_DATASET CONTENT_:
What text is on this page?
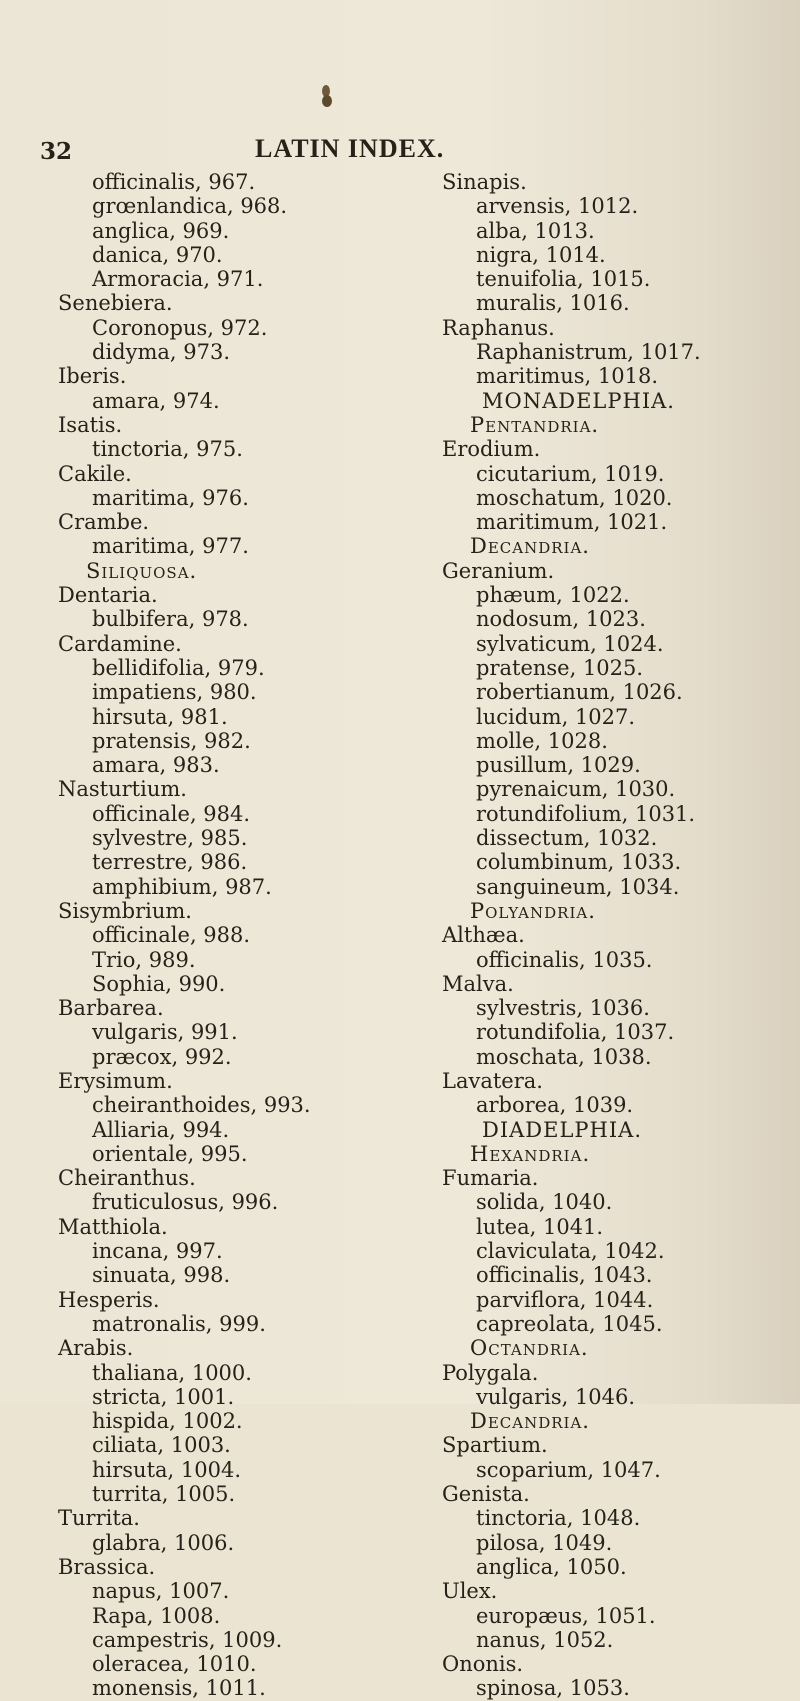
32	LATIN INDEX.
officinalis, 967.
grœnlandica, 968.
anglica, 969.
danica, 970.
Armoracia, 971.
Senebiera.
Coronopus, 972.
didyma, 973.
Iberis.
amara, 974.
Isatis.
tinctoria, 975.
Cakile.
maritima, 976.
Crambe.
maritima, 977.
Siliquosa.
Dentaria.
bulbifera, 978.
Cardamine.
bellidifolia, 979.
impatiens, 980.
hirsuta, 981.
pratensis, 982.
amara, 983.
Nasturtium.
officinale, 984.
sylvestre, 985.
terrestre, 986.
amphibium, 987.
Sisymbrium.
officinale, 988.
Trio, 989.
Sophia, 990.
Barbarea.
vulgaris, 991.
præcox, 992.
Erysimum.
cheiranthoides, 993.
Alliaria, 994.
orientale, 995.
Cheiranthus.
fruticulosus, 996.
Matthiola.
incana, 997.
sinuata, 998.
Hesperis.
matronalis, 999.
Arabis.
thaliana, 1000.
stricta, 1001.
hispida, 1002.
ciliata, 1003.
hirsuta, 1004.
turrita, 1005.
Turrita.
glabra, 1006.
Brassica.
napus, 1007.
Rapa, 1008.
campestris, 1009.
oleracea, 1010.
monensis, 1011.
Sinapis.
arvensis, 1012.
alba, 1013.
nigra, 1014.
tenuifolia, 1015.
muralis, 1016.
Raphanus.
Raphanistrum, 1017.
maritimus, 1018.
MONADELPHIA.
Pentandria.
Erodium.
cicutarium, 1019.
moschatum, 1020.
maritimum, 1021.
Decandria.
Geranium.
phæum, 1022.
nodosum, 1023.
sylvaticum, 1024.
pratense, 1025.
robertianum, 1026.
lucidum, 1027.
molle, 1028.
pusillum, 1029.
pyrenaicum, 1030.
rotundifolium, 1031.
dissectum, 1032.
columbinum, 1033.
sanguineum, 1034.
Polyandria.
Althæa.
officinalis, 1035.
Malva.
sylvestris, 1036.
rotundifolia, 1037.
moschata, 1038.
Lavatera.
arborea, 1039.
DIADELPHIA.
Hexandria.
Fumaria.
solida, 1040.
lutea, 1041.
claviculata, 1042.
officinalis, 1043.
parviflora, 1044.
capreolata, 1045.
Octandria.
Polygala.
vulgaris, 1046.
Decandria.
Spartium.
scoparium, 1047.
Genista.
tinctoria, 1048.
pilosa, 1049.
anglica, 1050.
Ulex.
europæus, 1051.
nanus, 1052.
Ononis.
spinosa, 1053.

_EXERCISE REQUIREMENTS_: Exclude the pictures and repeat every other part of the records word for word.

_SOLUTION_:
What text is on this page?
32	LATIN INDEX.
officinalis, 967.
grœnlandica, 968.
anglica, 969.
danica, 970.
Armoracia, 971.
Senebiera.
Coronopus, 972.
didyma, 973.
Iberis.
amara, 974.
Isatis.
tinctoria, 975.
Cakile.
maritima, 976.
Crambe.
maritima, 977.
Siliquosa.
Dentaria.
bulbifera, 978.
Cardamine.
bellidifolia, 979.
impatiens, 980.
hirsuta, 981.
pratensis, 982.
amara, 983.
Nasturtium.
officinale, 984.
sylvestre, 985.
terrestre, 986.
amphibium, 987.
Sisymbrium.
officinale, 988.
Trio, 989.
Sophia, 990.
Barbarea.
vulgaris, 991.
præcox, 992.
Erysimum.
cheiranthoides, 993.
Alliaria, 994.
orientale, 995.
Cheiranthus.
fruticulosus, 996.
Matthiola.
incana, 997.
sinuata, 998.
Hesperis.
matronalis, 999.
Arabis.
thaliana, 1000.
stricta, 1001.
hispida, 1002.
ciliata, 1003.
hirsuta, 1004.
turrita, 1005.
Turrita.
glabra, 1006.
Brassica.
napus, 1007.
Rapa, 1008.
campestris, 1009.
oleracea, 1010.
monensis, 1011.
Sinapis.
arvensis, 1012.
alba, 1013.
nigra, 1014.
tenuifolia, 1015.
muralis, 1016.
Raphanus.
Raphanistrum, 1017.
maritimus, 1018.
MONADELPHIA.
Pentandria.
Erodium.
cicutarium, 1019.
moschatum, 1020.
maritimum, 1021.
Decandria.
Geranium.
phæum, 1022.
nodosum, 1023.
sylvaticum, 1024.
pratense, 1025.
robertianum, 1026.
lucidum, 1027.
molle, 1028.
pusillum, 1029.
pyrenaicum, 1030.
rotundifolium, 1031.
dissectum, 1032.
columbinum, 1033.
sanguineum, 1034.
Polyandria.
Althæa.
officinalis, 1035.
Malva.
sylvestris, 1036.
rotundifolia, 1037.
moschata, 1038.
Lavatera.
arborea, 1039.
DIADELPHIA.
Hexandria.
Fumaria.
solida, 1040.
lutea, 1041.
claviculata, 1042.
officinalis, 1043.
parviflora, 1044.
capreolata, 1045.
Octandria.
Polygala.
vulgaris, 1046.
Decandria.
Spartium.
scoparium, 1047.
Genista.
tinctoria, 1048.
pilosa, 1049.
anglica, 1050.
Ulex.
europæus, 1051.
nanus, 1052.
Ononis.
spinosa, 1053.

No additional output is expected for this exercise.